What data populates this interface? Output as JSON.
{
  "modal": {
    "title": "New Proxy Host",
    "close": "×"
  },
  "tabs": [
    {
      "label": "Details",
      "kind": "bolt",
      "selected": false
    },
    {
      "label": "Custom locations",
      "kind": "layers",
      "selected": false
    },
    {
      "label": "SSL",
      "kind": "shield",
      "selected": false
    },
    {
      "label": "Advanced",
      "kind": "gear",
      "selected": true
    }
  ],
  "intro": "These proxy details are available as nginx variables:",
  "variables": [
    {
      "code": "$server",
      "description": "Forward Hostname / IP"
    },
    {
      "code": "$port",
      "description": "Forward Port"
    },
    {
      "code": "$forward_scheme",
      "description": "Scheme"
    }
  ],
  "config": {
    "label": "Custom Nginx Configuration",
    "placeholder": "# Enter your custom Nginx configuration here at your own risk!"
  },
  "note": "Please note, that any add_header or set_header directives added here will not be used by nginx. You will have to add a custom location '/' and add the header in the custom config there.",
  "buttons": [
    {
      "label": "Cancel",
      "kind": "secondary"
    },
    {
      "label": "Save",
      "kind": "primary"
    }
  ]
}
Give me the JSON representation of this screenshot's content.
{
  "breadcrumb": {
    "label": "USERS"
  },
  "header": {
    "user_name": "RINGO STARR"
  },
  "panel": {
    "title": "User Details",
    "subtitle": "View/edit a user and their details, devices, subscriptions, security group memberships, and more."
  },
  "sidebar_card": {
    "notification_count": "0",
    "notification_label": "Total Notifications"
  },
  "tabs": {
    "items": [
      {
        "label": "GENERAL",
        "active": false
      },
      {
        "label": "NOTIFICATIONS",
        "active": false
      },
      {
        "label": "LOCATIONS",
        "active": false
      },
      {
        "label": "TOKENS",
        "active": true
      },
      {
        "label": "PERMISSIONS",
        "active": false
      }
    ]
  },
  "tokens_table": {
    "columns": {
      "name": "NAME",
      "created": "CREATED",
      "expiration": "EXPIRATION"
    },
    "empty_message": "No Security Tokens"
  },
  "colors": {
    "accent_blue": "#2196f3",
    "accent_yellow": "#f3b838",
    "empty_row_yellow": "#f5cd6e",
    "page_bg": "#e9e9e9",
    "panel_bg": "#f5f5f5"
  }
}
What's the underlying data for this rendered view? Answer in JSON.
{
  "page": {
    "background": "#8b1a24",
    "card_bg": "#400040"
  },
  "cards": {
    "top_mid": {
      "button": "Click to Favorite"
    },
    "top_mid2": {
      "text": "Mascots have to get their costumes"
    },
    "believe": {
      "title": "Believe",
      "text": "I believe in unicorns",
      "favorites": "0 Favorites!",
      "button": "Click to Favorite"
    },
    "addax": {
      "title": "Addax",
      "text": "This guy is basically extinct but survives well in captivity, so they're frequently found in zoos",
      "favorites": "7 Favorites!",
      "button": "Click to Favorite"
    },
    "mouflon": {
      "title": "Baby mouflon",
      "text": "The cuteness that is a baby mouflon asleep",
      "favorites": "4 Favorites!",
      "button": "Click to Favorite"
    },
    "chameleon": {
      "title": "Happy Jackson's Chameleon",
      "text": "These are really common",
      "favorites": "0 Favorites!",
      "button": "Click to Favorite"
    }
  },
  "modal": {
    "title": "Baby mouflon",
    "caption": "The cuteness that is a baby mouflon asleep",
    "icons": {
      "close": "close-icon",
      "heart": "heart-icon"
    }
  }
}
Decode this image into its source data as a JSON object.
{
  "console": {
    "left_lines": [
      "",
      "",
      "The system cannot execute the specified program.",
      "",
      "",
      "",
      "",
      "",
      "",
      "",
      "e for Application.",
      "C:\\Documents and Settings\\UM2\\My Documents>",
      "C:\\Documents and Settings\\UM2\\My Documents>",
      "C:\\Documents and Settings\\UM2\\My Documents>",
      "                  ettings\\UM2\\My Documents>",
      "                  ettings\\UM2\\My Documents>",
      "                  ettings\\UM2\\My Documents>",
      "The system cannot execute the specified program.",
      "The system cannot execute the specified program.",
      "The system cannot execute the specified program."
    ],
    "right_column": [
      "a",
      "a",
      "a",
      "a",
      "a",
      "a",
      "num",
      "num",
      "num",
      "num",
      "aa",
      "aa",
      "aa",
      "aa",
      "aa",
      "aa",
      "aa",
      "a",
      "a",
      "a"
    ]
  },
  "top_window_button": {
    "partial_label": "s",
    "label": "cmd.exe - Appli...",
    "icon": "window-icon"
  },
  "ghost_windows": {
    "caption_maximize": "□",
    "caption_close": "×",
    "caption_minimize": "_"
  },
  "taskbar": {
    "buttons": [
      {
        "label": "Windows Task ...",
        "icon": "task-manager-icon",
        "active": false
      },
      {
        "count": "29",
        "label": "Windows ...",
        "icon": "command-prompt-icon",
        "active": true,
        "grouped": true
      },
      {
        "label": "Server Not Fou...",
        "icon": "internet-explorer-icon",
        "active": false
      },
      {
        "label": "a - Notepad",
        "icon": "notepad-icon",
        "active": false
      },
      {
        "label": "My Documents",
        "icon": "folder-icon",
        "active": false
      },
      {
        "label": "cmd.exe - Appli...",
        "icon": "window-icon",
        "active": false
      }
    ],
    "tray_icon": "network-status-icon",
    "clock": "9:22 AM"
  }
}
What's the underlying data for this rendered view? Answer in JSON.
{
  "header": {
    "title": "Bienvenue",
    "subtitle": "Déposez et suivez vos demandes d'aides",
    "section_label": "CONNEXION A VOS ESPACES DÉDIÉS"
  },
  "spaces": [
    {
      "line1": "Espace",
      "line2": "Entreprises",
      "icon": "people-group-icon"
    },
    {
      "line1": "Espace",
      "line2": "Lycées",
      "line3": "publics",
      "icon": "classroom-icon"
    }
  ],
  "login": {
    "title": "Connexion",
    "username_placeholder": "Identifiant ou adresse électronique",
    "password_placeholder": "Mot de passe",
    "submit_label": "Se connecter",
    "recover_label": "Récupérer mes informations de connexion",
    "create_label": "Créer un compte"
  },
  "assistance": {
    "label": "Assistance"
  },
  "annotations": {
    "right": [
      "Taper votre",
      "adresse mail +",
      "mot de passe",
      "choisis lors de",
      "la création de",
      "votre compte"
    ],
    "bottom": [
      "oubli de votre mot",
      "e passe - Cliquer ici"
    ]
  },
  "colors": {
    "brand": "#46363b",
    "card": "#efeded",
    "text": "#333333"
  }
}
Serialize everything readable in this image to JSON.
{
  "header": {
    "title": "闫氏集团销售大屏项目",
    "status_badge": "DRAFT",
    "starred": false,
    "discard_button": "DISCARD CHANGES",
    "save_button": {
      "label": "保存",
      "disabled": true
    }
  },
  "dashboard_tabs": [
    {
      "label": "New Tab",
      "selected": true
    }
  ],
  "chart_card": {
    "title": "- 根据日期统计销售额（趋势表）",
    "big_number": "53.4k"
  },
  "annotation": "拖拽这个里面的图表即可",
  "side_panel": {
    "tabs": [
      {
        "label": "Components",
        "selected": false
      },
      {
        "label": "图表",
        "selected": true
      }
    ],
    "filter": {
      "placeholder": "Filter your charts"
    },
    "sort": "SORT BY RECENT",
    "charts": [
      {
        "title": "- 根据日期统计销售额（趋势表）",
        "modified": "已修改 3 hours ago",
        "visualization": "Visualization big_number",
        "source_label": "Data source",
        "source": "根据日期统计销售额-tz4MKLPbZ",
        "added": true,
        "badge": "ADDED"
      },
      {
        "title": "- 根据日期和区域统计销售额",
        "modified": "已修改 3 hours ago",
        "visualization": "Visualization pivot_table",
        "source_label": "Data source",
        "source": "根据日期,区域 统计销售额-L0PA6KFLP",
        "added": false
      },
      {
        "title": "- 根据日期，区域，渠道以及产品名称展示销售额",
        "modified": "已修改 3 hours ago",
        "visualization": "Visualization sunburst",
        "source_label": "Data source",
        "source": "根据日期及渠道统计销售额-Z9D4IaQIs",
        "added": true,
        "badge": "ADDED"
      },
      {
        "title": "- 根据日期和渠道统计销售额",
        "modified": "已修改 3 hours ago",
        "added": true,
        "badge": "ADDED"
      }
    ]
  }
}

Task to complete |
Which lines hold the string "have"? Copy all of them from the data above.

Output below |
  "note": "Please note, that any add_header or set_header directives added here will not be used by nginx. You will have to add a custom location '/' and add the header in the custom config there.",
      "text": "Mascots have to get their costumes"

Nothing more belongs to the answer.